Give only the number of lines that hold the word "JOVENT".

::: Data to use :::

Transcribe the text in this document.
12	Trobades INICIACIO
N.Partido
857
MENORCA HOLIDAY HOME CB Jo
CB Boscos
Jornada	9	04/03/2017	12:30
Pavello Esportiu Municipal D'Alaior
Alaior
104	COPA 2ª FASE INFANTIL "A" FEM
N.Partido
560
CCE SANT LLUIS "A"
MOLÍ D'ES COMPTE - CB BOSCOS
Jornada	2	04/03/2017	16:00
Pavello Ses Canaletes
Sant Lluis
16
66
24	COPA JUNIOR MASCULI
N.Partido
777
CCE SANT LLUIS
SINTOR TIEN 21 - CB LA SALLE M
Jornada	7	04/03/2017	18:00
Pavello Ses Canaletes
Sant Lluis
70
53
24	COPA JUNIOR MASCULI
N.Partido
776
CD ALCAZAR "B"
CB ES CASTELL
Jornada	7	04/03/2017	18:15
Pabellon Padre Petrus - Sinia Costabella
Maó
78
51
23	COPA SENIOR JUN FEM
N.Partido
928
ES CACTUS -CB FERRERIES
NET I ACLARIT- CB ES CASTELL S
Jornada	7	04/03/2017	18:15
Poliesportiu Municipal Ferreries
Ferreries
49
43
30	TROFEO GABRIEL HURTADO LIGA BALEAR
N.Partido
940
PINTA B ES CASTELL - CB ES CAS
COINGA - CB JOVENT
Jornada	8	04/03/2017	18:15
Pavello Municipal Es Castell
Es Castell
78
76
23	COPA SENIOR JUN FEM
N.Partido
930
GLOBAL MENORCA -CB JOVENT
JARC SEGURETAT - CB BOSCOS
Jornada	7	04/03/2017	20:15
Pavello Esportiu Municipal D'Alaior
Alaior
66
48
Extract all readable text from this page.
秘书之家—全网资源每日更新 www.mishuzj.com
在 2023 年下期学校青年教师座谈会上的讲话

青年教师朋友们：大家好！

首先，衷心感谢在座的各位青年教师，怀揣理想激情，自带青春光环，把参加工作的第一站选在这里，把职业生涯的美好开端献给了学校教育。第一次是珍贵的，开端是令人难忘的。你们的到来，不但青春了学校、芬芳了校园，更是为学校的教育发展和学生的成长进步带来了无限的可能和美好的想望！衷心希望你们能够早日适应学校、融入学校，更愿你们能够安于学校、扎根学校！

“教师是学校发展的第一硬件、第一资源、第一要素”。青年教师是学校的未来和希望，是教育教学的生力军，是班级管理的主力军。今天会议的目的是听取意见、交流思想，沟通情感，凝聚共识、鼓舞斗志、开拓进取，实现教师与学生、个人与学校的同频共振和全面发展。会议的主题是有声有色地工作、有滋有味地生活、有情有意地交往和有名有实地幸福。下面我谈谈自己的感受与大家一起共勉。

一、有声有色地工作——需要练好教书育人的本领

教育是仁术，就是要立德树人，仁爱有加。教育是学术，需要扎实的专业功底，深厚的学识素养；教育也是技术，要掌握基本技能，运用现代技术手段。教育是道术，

:::

#### Reply to the exercise
2